_DATA EXTRACT_
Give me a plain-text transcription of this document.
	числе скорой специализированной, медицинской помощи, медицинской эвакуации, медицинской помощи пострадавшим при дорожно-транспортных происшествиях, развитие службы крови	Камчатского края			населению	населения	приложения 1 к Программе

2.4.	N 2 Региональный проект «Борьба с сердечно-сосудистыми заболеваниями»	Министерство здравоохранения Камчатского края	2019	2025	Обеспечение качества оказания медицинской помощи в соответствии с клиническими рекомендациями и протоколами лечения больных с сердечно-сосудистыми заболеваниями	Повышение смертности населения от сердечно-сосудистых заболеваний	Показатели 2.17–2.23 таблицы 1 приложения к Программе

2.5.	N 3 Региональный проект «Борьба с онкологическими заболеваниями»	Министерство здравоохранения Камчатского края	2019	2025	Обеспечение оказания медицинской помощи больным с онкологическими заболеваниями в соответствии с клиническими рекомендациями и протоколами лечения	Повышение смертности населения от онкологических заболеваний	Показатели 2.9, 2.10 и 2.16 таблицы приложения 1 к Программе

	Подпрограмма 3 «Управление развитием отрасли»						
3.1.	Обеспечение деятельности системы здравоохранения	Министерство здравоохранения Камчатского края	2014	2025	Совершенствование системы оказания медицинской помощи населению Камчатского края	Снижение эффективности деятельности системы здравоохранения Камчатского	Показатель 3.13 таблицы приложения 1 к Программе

_YOUR INSTRUCTIONS_
Would you restate each of the entries word for word?

_SOLUTION TO THIS TASK_
Give me a plain-text transcription of this document.
	числе скорой специализированной, медицинской помощи, медицинской эвакуации, медицинской помощи пострадавшим при дорожно-транспортных происшествиях, развитие службы крови	Камчатского края			населению	населения	приложения 1 к Программе

2.4.	N 2 Региональный проект «Борьба с сердечно-сосудистыми заболеваниями»	Министерство здравоохранения Камчатского края	2019	2025	Обеспечение качества оказания медицинской помощи в соответствии с клиническими рекомендациями и протоколами лечения больных с сердечно-сосудистыми заболеваниями	Повышение смертности населения от сердечно-сосудистых заболеваний	Показатели 2.17–2.23 таблицы 1 приложения к Программе

2.5.	N 3 Региональный проект «Борьба с онкологическими заболеваниями»	Министерство здравоохранения Камчатского края	2019	2025	Обеспечение оказания медицинской помощи больным с онкологическими заболеваниями в соответствии с клиническими рекомендациями и протоколами лечения	Повышение смертности населения от онкологических заболеваний	Показатели 2.9, 2.10 и 2.16 таблицы приложения 1 к Программе

	Подпрограмма 3 «Управление развитием отрасли»						
3.1.	Обеспечение деятельности системы здравоохранения	Министерство здравоохранения Камчатского края	2014	2025	Совершенствование системы оказания медицинской помощи населению Камчатского края	Снижение эффективности деятельности системы здравоохранения Камчатского	Показатель 3.13 таблицы приложения 1 к Программе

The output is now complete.